— start LISTED RECORDS —

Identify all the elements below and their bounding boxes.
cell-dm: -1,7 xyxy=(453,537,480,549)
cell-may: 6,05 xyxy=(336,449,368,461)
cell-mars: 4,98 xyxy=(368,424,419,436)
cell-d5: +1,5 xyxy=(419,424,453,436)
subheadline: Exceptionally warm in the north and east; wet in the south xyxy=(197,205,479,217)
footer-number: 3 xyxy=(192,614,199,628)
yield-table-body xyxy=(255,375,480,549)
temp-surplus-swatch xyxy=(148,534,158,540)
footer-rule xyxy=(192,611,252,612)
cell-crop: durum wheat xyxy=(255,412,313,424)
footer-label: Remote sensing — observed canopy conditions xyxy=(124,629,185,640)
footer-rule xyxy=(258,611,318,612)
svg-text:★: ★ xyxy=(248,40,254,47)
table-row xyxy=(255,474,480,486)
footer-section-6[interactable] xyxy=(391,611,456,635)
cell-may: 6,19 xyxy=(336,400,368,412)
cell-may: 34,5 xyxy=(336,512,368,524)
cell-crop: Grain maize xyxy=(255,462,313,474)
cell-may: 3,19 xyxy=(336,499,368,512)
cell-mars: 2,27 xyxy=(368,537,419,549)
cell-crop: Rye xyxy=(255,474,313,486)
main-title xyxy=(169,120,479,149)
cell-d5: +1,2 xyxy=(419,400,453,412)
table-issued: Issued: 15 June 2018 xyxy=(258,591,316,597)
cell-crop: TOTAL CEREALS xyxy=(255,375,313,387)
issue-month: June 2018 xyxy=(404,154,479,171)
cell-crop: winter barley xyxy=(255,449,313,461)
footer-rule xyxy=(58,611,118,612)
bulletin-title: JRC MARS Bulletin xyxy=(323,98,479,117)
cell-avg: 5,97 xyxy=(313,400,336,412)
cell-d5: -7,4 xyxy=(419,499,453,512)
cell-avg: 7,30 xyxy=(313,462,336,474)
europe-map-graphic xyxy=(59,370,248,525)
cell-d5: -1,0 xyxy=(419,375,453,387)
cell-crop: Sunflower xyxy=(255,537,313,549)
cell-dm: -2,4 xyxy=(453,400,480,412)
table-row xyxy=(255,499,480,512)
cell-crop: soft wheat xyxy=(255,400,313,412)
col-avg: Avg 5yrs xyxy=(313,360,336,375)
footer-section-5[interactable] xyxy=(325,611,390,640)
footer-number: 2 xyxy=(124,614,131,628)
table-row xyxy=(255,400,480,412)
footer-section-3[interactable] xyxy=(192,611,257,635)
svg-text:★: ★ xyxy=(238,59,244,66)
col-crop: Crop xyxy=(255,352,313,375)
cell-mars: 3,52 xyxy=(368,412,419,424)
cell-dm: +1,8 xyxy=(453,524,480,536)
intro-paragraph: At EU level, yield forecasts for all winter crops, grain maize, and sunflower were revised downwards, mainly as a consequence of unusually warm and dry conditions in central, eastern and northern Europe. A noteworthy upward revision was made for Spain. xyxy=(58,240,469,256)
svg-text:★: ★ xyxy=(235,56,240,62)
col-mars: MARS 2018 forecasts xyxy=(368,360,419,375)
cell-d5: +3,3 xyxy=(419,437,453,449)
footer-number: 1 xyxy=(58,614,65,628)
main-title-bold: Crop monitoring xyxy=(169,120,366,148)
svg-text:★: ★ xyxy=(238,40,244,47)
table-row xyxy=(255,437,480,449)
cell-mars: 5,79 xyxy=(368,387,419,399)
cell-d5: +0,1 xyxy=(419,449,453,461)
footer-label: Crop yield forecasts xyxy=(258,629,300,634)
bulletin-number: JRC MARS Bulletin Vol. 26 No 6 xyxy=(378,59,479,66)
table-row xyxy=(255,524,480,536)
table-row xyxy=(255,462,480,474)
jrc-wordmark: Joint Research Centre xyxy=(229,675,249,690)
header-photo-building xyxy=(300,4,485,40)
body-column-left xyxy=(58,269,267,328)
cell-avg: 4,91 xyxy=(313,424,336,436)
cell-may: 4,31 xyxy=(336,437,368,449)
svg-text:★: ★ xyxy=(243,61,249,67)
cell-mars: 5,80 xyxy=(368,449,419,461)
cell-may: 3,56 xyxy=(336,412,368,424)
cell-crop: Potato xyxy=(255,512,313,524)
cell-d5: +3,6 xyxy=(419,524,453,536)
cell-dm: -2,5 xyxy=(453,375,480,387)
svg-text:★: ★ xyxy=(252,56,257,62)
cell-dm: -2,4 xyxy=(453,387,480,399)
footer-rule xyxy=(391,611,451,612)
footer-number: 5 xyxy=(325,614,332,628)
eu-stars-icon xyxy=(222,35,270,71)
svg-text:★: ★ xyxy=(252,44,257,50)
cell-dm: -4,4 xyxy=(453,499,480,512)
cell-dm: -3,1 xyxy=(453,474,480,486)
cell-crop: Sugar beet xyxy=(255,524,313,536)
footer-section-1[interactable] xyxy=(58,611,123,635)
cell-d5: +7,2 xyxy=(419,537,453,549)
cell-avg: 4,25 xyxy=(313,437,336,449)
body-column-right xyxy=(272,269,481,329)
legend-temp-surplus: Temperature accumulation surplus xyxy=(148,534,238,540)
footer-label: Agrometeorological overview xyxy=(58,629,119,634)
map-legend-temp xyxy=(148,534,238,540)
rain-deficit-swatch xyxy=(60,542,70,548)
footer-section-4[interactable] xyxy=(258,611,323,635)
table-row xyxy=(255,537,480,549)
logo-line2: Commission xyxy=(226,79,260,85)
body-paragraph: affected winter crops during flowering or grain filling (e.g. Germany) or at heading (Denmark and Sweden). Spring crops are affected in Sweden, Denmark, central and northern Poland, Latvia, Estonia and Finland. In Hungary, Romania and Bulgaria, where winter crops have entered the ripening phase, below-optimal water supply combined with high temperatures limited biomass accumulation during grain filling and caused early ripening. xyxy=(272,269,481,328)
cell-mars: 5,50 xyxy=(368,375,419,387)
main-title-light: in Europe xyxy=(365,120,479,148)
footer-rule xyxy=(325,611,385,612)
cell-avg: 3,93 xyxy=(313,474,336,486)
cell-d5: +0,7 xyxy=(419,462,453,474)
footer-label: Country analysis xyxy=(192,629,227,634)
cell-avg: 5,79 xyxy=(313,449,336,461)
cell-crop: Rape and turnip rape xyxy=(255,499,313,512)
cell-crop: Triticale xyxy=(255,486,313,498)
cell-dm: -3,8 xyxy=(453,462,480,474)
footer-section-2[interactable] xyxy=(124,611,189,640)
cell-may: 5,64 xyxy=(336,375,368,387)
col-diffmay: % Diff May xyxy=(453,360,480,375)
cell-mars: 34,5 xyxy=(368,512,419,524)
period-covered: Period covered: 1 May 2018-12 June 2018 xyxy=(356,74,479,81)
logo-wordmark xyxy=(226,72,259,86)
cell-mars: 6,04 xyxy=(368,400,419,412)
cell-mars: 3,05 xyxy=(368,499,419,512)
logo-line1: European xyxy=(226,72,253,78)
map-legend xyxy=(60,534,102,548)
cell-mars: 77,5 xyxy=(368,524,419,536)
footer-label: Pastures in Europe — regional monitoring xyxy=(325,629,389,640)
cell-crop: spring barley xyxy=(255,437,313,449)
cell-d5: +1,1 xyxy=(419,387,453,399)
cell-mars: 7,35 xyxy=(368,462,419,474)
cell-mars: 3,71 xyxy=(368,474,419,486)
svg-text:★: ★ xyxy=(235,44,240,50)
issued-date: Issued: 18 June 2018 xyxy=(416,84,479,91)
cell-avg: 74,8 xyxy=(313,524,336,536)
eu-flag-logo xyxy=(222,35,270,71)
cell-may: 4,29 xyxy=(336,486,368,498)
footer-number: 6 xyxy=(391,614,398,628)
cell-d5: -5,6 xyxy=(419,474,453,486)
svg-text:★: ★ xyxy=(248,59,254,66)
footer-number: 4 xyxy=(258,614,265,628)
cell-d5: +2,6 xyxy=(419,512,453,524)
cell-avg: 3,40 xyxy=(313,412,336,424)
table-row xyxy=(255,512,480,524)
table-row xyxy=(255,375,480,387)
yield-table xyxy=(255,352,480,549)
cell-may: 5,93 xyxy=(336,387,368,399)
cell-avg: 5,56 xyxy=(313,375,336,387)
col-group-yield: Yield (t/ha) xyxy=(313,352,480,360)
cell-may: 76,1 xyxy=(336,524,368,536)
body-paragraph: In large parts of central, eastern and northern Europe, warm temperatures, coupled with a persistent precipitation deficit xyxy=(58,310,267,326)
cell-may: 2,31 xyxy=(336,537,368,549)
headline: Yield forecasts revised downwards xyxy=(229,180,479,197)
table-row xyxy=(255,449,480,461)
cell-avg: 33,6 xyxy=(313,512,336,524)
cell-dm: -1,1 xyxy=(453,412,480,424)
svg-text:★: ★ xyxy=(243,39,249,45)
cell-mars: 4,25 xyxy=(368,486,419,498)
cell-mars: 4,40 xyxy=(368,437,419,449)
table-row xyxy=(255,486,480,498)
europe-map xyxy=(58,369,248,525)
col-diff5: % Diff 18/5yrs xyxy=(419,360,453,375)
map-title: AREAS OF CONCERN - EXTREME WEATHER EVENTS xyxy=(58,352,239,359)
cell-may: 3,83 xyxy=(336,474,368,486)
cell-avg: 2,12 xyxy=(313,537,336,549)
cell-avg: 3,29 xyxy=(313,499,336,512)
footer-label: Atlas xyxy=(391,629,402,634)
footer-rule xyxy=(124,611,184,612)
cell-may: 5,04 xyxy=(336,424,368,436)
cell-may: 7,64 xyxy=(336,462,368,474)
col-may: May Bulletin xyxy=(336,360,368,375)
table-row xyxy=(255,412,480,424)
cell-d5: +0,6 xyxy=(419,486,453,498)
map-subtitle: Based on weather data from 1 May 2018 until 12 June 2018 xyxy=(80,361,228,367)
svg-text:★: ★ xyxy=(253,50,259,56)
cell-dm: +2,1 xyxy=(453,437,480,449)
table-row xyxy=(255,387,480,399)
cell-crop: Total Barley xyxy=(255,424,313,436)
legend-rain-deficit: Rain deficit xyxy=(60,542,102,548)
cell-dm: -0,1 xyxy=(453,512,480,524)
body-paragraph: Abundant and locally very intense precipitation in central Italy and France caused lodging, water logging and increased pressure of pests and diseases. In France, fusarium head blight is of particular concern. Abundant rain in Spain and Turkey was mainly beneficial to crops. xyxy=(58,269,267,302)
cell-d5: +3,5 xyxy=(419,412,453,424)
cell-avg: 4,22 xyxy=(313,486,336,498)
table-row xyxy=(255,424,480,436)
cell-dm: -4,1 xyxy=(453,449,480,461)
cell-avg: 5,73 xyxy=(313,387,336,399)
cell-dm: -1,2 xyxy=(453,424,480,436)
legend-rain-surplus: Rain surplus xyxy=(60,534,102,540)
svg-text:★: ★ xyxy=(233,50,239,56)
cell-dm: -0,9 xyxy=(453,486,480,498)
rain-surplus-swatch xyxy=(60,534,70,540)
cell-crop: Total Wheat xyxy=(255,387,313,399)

— end LISTED RECORDS —

Rewrite the stored items as a numbered list with blank lines omitted, starting at the first line of the listing and ending after the line that contains "cell-dm: +1,8 xyxy=(453,524,480,536)".

1. Identify all the elements below and their bounding boxes.
2. cell-dm: -1,7 xyxy=(453,537,480,549)
3. cell-may: 6,05 xyxy=(336,449,368,461)
4. cell-mars: 4,98 xyxy=(368,424,419,436)
5. cell-d5: +1,5 xyxy=(419,424,453,436)
6. subheadline: Exceptionally warm in the north and east; wet in the south xyxy=(197,205,479,217)
7. footer-number: 3 xyxy=(192,614,199,628)
8. yield-table-body xyxy=(255,375,480,549)
9. temp-surplus-swatch xyxy=(148,534,158,540)
10. footer-rule xyxy=(192,611,252,612)
11. cell-crop: durum wheat xyxy=(255,412,313,424)
12. footer-label: Remote sensing — observed canopy conditions xyxy=(124,629,185,640)
13. footer-rule xyxy=(258,611,318,612)
14. svg-text:★: ★ xyxy=(248,40,254,47)
15. table-row xyxy=(255,474,480,486)
16. footer-section-6[interactable] xyxy=(391,611,456,635)
17. cell-may: 6,19 xyxy=(336,400,368,412)
18. cell-may: 34,5 xyxy=(336,512,368,524)
19. cell-crop: Grain maize xyxy=(255,462,313,474)
20. cell-may: 3,19 xyxy=(336,499,368,512)
21. cell-mars: 2,27 xyxy=(368,537,419,549)
22. cell-crop: Rye xyxy=(255,474,313,486)
23. main-title xyxy=(169,120,479,149)
24. cell-d5: +1,2 xyxy=(419,400,453,412)
25. table-issued: Issued: 15 June 2018 xyxy=(258,591,316,597)
26. cell-crop: TOTAL CEREALS xyxy=(255,375,313,387)
27. issue-month: June 2018 xyxy=(404,154,479,171)
28. cell-crop: winter barley xyxy=(255,449,313,461)
29. footer-rule xyxy=(58,611,118,612)
30. bulletin-title: JRC MARS Bulletin xyxy=(323,98,479,117)
31. cell-avg: 5,97 xyxy=(313,400,336,412)
32. cell-d5: -7,4 xyxy=(419,499,453,512)
33. cell-avg: 7,30 xyxy=(313,462,336,474)
34. europe-map-graphic xyxy=(59,370,248,525)
35. cell-d5: -1,0 xyxy=(419,375,453,387)
36. cell-crop: Sunflower xyxy=(255,537,313,549)
37. cell-dm: -2,4 xyxy=(453,400,480,412)
38. table-row xyxy=(255,499,480,512)
39. cell-crop: soft wheat xyxy=(255,400,313,412)
40. col-avg: Avg 5yrs xyxy=(313,360,336,375)
41. footer-section-5[interactable] xyxy=(325,611,390,640)
42. footer-number: 2 xyxy=(124,614,131,628)
43. table-row xyxy=(255,400,480,412)
44. footer-section-3[interactable] xyxy=(192,611,257,635)
45. svg-text:★: ★ xyxy=(238,59,244,66)
46. col-crop: Crop xyxy=(255,352,313,375)
47. cell-mars: 3,52 xyxy=(368,412,419,424)
48. cell-dm: +1,8 xyxy=(453,524,480,536)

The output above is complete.